To do
Report how many lines in the records below hold "subtitle", with no other output.

Source records
*** Block opens ***
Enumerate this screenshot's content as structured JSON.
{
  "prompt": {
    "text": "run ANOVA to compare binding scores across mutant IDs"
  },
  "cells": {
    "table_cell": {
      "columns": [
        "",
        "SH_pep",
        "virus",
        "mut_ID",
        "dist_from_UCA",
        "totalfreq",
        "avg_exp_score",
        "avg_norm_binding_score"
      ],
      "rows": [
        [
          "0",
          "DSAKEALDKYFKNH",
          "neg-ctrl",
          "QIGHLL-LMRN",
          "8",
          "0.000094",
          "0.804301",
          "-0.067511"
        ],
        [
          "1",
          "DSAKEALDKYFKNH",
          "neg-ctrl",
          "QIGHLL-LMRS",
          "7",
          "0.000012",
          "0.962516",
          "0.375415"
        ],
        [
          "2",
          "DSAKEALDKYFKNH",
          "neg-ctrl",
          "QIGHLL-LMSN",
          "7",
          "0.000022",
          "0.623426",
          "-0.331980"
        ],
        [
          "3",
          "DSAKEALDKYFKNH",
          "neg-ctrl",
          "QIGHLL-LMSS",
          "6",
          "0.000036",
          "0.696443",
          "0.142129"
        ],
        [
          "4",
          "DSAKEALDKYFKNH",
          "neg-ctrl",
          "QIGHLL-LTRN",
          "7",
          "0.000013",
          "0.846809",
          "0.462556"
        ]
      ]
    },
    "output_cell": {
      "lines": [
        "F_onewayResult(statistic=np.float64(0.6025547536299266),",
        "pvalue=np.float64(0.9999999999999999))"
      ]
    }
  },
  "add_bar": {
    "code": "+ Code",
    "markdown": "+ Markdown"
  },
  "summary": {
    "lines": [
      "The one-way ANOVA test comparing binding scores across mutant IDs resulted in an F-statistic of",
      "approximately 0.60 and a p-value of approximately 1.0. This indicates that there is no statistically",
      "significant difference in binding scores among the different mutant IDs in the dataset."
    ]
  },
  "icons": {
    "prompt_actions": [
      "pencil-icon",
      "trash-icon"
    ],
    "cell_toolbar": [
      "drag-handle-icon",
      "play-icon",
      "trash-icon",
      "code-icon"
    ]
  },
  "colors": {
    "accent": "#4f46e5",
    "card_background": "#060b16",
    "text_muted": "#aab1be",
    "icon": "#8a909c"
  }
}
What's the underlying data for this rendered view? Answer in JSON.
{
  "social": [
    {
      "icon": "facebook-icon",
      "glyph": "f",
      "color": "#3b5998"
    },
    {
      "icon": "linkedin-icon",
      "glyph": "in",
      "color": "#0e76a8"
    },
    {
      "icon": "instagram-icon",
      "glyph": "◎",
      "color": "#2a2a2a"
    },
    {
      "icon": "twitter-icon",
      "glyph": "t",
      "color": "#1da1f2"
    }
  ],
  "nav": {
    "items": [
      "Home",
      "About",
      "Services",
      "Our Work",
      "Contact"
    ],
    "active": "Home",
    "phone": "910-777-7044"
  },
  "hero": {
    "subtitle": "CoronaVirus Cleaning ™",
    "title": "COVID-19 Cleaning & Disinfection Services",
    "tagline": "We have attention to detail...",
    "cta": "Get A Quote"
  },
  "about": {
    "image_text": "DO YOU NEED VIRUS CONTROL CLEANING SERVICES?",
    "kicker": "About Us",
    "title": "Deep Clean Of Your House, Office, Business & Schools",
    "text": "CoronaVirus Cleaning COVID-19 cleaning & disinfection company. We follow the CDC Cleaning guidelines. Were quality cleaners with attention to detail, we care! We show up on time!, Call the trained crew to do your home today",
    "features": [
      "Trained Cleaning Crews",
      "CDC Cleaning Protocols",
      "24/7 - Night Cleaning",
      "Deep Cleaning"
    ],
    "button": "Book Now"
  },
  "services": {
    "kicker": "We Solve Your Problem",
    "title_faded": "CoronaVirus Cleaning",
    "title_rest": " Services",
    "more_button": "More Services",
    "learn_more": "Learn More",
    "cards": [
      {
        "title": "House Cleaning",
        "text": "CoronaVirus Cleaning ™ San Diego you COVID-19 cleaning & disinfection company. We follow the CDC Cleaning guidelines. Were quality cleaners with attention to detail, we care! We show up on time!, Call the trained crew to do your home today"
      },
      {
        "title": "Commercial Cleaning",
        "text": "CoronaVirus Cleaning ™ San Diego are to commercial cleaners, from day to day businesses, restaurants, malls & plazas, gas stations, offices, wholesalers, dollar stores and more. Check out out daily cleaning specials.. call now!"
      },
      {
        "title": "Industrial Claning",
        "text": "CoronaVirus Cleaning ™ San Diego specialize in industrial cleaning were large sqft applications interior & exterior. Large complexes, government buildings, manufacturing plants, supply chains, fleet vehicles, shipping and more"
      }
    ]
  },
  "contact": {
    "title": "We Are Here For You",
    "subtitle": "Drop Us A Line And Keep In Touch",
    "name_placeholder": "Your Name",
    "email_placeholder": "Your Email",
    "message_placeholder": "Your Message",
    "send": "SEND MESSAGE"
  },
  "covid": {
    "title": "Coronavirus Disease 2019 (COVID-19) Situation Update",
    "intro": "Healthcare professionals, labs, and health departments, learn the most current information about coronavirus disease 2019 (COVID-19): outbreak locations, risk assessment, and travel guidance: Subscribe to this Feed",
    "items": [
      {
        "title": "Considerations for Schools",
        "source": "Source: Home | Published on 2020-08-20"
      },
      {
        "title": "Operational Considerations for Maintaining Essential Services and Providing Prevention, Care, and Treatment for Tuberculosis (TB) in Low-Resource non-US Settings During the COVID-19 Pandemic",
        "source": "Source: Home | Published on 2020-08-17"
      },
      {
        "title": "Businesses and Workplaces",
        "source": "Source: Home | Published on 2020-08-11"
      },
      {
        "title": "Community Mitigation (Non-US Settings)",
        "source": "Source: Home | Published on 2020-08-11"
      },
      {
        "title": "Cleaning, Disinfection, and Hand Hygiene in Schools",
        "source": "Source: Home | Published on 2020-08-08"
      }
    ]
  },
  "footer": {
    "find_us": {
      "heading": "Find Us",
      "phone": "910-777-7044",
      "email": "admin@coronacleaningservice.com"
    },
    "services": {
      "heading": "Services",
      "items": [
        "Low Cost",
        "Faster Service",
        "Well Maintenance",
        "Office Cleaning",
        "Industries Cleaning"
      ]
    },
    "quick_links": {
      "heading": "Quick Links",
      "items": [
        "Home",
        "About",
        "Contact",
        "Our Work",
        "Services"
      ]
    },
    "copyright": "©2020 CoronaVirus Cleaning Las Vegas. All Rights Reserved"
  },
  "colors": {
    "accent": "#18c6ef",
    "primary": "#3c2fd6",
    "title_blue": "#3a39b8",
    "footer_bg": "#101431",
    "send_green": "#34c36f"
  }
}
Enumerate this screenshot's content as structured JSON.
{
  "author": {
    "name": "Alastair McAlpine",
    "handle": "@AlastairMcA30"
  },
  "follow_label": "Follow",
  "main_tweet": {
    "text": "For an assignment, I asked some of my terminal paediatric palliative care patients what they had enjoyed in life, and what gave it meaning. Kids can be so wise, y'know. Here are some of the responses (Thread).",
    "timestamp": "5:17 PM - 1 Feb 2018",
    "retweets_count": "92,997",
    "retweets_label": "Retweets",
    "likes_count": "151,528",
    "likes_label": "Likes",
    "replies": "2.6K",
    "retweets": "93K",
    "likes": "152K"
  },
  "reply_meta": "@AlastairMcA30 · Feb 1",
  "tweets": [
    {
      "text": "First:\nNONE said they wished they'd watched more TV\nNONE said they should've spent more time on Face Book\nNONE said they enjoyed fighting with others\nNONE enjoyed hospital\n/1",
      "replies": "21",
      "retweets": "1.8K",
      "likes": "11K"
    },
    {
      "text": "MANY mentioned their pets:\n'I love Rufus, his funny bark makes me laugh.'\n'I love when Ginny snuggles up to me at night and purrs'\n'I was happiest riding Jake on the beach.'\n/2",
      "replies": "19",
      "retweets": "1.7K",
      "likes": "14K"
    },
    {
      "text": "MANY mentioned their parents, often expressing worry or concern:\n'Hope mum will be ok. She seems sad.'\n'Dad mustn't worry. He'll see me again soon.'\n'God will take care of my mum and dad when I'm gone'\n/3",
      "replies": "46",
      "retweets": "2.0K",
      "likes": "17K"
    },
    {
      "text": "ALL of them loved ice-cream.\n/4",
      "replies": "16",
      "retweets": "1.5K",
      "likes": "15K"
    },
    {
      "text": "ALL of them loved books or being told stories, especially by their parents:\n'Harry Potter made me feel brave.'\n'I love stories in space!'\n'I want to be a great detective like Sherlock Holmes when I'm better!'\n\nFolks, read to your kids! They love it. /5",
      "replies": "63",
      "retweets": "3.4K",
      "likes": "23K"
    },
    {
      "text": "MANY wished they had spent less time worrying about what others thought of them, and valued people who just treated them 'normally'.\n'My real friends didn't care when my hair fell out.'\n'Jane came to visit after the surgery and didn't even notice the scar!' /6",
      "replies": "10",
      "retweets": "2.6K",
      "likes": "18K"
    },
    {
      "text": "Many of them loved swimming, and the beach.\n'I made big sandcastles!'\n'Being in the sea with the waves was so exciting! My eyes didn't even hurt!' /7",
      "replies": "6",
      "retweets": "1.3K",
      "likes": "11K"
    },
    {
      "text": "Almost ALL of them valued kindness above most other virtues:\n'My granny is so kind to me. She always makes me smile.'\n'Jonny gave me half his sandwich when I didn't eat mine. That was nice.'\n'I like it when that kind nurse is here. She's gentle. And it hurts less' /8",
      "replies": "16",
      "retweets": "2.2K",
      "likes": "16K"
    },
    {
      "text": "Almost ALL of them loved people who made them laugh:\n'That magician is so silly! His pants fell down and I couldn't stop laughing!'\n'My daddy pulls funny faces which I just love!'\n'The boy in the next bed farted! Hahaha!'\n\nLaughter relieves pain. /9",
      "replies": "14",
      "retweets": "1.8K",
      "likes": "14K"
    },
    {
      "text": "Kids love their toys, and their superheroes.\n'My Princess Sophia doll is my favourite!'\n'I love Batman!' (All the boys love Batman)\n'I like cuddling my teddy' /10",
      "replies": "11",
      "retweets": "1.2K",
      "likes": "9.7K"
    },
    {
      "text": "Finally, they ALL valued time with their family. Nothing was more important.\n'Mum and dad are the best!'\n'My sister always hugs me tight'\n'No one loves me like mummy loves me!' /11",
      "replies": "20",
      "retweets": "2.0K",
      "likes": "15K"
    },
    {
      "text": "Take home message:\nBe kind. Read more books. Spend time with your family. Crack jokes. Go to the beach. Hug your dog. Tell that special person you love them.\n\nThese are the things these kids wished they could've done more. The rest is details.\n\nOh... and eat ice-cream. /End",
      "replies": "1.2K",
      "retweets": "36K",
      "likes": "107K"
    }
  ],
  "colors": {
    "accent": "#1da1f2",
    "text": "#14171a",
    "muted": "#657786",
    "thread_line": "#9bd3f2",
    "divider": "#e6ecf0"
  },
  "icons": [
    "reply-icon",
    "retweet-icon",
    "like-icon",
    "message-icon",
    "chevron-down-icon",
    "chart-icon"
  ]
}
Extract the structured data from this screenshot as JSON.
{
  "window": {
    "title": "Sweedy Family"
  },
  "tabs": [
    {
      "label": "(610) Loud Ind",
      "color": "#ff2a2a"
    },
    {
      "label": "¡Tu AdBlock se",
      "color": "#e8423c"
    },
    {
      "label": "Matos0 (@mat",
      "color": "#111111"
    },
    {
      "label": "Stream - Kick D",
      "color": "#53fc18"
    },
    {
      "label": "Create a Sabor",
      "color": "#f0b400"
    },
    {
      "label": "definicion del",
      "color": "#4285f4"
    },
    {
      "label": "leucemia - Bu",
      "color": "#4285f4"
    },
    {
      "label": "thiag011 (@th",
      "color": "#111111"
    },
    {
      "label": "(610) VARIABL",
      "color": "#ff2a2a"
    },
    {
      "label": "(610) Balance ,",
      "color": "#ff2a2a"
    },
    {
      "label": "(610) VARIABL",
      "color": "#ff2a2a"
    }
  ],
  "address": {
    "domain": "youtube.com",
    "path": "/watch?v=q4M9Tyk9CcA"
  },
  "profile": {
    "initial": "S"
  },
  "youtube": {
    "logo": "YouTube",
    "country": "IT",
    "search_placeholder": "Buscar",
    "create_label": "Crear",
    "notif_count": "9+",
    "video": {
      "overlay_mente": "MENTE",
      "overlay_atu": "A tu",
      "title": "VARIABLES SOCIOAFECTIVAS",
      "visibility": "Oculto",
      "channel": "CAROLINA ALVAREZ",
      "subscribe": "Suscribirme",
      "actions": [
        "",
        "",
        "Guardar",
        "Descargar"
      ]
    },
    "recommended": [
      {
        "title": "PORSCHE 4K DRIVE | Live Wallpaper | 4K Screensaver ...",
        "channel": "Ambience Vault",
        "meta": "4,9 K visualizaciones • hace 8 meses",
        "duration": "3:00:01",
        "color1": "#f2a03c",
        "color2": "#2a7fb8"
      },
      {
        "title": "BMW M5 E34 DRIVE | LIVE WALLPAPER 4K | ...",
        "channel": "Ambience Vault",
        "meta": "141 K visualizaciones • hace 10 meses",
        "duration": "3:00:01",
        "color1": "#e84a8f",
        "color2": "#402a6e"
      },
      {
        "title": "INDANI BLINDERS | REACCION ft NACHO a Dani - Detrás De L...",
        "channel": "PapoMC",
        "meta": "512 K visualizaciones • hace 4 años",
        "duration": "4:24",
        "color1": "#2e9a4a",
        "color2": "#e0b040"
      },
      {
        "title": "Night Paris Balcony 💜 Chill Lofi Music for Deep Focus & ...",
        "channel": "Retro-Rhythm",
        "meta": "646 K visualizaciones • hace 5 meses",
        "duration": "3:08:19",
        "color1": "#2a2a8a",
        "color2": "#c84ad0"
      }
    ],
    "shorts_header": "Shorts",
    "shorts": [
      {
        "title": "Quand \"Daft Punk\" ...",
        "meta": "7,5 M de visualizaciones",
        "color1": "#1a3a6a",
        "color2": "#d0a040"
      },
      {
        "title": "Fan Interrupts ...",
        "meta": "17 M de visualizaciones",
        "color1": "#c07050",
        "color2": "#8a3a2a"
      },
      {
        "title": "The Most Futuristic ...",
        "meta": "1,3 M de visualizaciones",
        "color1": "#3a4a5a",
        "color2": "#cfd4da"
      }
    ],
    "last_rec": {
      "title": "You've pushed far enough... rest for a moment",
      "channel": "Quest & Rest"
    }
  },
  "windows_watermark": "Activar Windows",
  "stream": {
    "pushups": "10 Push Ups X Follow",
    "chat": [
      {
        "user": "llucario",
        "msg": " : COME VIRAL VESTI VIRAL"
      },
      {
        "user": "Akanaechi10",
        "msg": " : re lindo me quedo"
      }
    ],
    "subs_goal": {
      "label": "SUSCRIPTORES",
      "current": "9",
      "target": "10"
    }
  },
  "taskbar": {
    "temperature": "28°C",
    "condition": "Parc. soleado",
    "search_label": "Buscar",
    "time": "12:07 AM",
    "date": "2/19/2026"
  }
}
*** Block closes ***
Answer box
2